** AIM OF THE EXERCISE **
Copy every entry word for word. Skip the pictures.

(Dataset rows about figures)
- - - - -

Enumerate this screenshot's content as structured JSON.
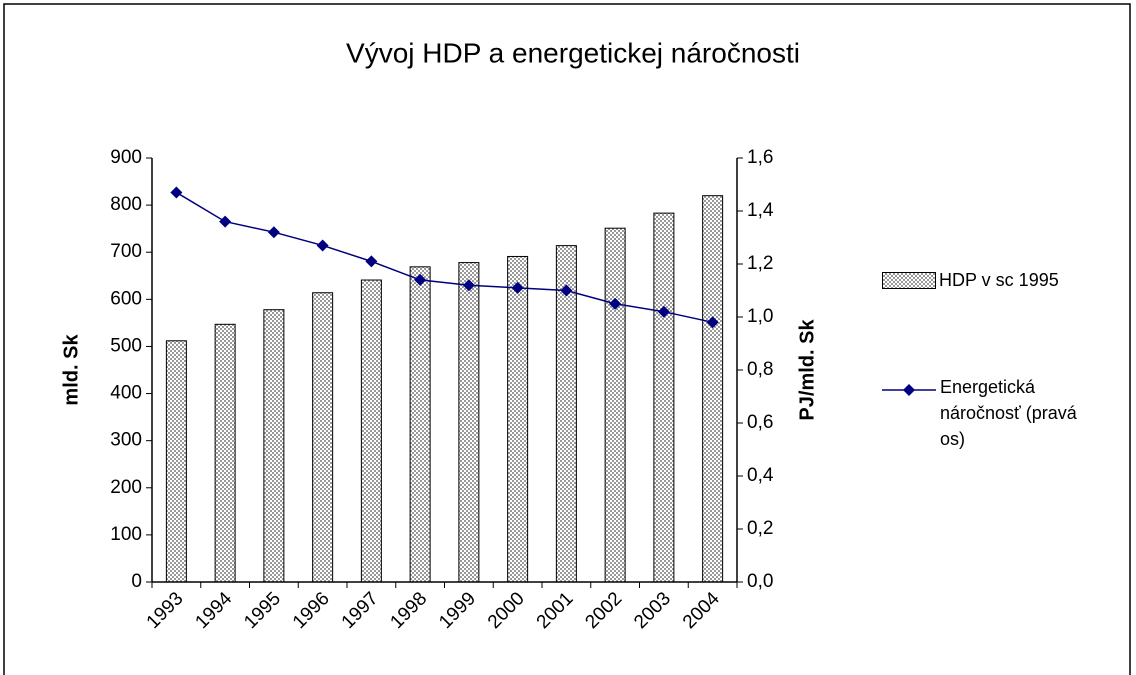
{
  "chart_data": {
    "type": "bar-line",
    "title": "Vývoj HDP a energetickej náročnosti",
    "ylabel": "mld. Sk",
    "y2label": "PJ/mld. Sk",
    "categories": [
      "1993",
      "1994",
      "1995",
      "1996",
      "1997",
      "1998",
      "1999",
      "2000",
      "2001",
      "2002",
      "2003",
      "2004"
    ],
    "series": [
      {
        "name": "HDP v sc  1995",
        "type": "bar",
        "color": "#c0c0c0",
        "values": [
          512,
          547,
          578,
          614,
          641,
          669,
          678,
          691,
          714,
          751,
          783,
          820
        ]
      },
      {
        "name": "Energetická náročnosť (pravá os)",
        "type": "line",
        "axis": "y2",
        "color": "#000080",
        "values": [
          1.47,
          1.36,
          1.32,
          1.27,
          1.21,
          1.14,
          1.12,
          1.11,
          1.1,
          1.05,
          1.02,
          0.98
        ]
      }
    ],
    "ylim": [
      0,
      900
    ],
    "yticks": [
      0,
      100,
      200,
      300,
      400,
      500,
      600,
      700,
      800,
      900
    ],
    "y2lim": [
      0,
      1.6
    ],
    "y2ticks": [
      {
        "value": 0,
        "label": "0,0"
      },
      {
        "value": 0.2,
        "label": "0,2"
      },
      {
        "value": 0.4,
        "label": "0,4"
      },
      {
        "value": 0.6,
        "label": "0,6"
      },
      {
        "value": 0.8,
        "label": "0,8"
      },
      {
        "value": 1.0,
        "label": "1,0"
      },
      {
        "value": 1.2,
        "label": "1,2"
      },
      {
        "value": 1.4,
        "label": "1,4"
      },
      {
        "value": 1.6,
        "label": "1,6"
      }
    ],
    "legend": "right"
  }
}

- - - - -

** WORKED ANSWER **
Enumerate this screenshot's content as structured JSON.
{
  "chart_data": {
    "type": "bar-line",
    "title": "Vývoj HDP a energetickej náročnosti",
    "ylabel": "mld. Sk",
    "y2label": "PJ/mld. Sk",
    "categories": [
      "1993",
      "1994",
      "1995",
      "1996",
      "1997",
      "1998",
      "1999",
      "2000",
      "2001",
      "2002",
      "2003",
      "2004"
    ],
    "series": [
      {
        "name": "HDP v sc  1995",
        "type": "bar",
        "color": "#c0c0c0",
        "values": [
          512,
          547,
          578,
          614,
          641,
          669,
          678,
          691,
          714,
          751,
          783,
          820
        ]
      },
      {
        "name": "Energetická náročnosť (pravá os)",
        "type": "line",
        "axis": "y2",
        "color": "#000080",
        "values": [
          1.47,
          1.36,
          1.32,
          1.27,
          1.21,
          1.14,
          1.12,
          1.11,
          1.1,
          1.05,
          1.02,
          0.98
        ]
      }
    ],
    "ylim": [
      0,
      900
    ],
    "yticks": [
      0,
      100,
      200,
      300,
      400,
      500,
      600,
      700,
      800,
      900
    ],
    "y2lim": [
      0,
      1.6
    ],
    "y2ticks": [
      {
        "value": 0,
        "label": "0,0"
      },
      {
        "value": 0.2,
        "label": "0,2"
      },
      {
        "value": 0.4,
        "label": "0,4"
      },
      {
        "value": 0.6,
        "label": "0,6"
      },
      {
        "value": 0.8,
        "label": "0,8"
      },
      {
        "value": 1.0,
        "label": "1,0"
      },
      {
        "value": 1.2,
        "label": "1,2"
      },
      {
        "value": 1.4,
        "label": "1,4"
      },
      {
        "value": 1.6,
        "label": "1,6"
      }
    ],
    "legend": "right"
  }
}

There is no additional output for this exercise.